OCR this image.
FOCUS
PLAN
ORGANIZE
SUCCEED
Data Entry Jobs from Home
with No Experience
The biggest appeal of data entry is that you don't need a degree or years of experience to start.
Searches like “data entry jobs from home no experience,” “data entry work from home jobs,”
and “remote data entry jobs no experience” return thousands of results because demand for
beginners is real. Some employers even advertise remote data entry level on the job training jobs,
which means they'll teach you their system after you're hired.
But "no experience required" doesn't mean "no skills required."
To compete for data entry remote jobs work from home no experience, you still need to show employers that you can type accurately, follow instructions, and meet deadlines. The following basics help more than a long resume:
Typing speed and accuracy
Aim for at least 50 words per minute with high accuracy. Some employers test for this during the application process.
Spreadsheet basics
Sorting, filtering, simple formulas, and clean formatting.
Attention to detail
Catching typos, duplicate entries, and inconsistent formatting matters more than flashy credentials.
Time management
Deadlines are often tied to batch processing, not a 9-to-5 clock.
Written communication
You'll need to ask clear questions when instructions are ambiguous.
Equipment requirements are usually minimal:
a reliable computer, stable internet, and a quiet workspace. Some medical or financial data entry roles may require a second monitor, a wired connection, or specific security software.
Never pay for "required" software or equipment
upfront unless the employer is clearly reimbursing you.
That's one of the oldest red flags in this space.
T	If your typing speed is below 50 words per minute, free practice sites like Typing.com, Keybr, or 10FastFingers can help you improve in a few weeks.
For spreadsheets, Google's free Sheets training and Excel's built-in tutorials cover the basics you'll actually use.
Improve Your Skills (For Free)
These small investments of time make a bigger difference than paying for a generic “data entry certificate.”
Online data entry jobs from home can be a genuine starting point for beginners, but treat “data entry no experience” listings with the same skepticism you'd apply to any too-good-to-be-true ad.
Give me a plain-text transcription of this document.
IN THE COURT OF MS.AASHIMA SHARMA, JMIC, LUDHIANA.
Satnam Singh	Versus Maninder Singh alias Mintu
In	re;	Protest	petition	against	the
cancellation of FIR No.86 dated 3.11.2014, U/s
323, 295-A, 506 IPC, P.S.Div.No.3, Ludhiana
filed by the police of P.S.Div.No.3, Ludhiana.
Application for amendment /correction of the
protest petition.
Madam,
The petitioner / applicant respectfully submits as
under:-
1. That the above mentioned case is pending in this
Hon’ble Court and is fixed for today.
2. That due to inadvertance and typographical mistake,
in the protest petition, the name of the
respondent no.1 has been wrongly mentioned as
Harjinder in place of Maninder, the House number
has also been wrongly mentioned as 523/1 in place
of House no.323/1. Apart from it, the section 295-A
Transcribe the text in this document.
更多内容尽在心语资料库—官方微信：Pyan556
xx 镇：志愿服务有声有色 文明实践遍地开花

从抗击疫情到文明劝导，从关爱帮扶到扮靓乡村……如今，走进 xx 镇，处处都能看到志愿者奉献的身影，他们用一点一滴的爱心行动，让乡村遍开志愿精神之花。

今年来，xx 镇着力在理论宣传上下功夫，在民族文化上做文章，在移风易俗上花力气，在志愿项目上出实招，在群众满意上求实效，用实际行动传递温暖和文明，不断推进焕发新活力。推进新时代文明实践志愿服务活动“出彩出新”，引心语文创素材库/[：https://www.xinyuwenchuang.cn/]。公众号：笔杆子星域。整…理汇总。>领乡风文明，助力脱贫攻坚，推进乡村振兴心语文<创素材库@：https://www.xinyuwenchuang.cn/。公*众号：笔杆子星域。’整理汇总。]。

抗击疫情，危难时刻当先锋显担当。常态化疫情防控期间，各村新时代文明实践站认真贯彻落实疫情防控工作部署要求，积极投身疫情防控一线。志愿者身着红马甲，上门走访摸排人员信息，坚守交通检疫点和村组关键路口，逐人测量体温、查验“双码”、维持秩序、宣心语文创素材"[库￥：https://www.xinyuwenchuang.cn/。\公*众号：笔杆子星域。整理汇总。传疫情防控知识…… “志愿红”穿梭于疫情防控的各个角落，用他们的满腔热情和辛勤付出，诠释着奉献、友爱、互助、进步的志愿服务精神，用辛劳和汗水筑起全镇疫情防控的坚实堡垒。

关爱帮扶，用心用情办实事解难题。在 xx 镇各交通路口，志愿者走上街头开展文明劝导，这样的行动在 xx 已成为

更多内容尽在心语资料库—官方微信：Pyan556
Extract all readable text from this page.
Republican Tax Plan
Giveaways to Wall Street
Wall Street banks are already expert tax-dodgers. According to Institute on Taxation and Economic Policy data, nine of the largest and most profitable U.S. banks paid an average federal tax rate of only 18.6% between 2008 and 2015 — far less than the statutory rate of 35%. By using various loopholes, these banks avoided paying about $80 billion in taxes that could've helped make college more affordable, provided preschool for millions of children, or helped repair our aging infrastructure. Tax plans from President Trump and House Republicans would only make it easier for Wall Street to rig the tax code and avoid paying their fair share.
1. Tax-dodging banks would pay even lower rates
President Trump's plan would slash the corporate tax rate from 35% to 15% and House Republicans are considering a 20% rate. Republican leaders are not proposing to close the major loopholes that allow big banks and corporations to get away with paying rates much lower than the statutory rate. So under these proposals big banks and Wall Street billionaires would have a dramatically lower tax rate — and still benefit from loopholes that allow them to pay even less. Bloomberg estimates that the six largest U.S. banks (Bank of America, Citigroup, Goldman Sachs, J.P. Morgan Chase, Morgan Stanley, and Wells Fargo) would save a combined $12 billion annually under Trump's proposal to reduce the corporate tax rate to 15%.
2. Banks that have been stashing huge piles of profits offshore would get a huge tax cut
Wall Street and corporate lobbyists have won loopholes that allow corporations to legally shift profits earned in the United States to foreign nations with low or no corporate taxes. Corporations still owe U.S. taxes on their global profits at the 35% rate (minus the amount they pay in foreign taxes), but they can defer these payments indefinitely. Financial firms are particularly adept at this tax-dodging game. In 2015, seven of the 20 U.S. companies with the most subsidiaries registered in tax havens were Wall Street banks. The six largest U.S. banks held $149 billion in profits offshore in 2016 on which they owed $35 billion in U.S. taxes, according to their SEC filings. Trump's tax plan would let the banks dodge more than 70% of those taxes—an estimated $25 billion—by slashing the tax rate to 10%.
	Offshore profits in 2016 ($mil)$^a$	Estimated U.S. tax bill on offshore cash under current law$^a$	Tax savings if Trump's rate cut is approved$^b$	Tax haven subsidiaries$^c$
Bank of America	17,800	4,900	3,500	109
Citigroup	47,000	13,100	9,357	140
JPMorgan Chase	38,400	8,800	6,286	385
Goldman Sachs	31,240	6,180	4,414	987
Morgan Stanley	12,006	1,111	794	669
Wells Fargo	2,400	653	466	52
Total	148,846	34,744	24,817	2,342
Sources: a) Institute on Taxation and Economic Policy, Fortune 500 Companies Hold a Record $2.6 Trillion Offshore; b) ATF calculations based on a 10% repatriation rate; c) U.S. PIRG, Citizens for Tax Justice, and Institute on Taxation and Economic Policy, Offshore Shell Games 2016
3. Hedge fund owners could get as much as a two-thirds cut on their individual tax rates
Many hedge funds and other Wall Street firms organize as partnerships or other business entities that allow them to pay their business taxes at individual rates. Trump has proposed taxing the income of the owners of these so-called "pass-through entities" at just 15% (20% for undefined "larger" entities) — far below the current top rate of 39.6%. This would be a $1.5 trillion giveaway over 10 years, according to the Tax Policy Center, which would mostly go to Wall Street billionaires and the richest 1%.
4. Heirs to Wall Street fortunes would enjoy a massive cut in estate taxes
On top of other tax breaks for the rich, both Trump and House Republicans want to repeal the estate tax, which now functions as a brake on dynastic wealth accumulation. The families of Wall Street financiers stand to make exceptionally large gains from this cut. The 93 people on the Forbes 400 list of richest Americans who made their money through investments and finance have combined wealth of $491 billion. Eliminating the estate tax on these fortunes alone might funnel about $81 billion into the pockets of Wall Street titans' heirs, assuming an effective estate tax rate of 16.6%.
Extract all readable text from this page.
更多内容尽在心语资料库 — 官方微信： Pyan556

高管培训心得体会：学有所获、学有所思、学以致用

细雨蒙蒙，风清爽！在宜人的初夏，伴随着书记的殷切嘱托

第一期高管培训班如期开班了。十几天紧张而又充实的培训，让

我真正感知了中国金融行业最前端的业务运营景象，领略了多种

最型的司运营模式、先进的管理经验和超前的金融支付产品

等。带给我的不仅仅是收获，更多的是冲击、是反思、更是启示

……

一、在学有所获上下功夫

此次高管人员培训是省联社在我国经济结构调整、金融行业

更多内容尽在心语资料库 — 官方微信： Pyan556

_ _ _ _ _ _ _

* **DIRECTIONS**: Set out every line from the material that contains the string "instructions".

* **COMPLETE RESPONSE**:
To compete for data entry remote jobs work from home no experience, you still need to show employers that you can type accurately, follow instructions, and meet deadlines. The following basics help more than a long resume:
You'll need to ask clear questions when instructions are ambiguous.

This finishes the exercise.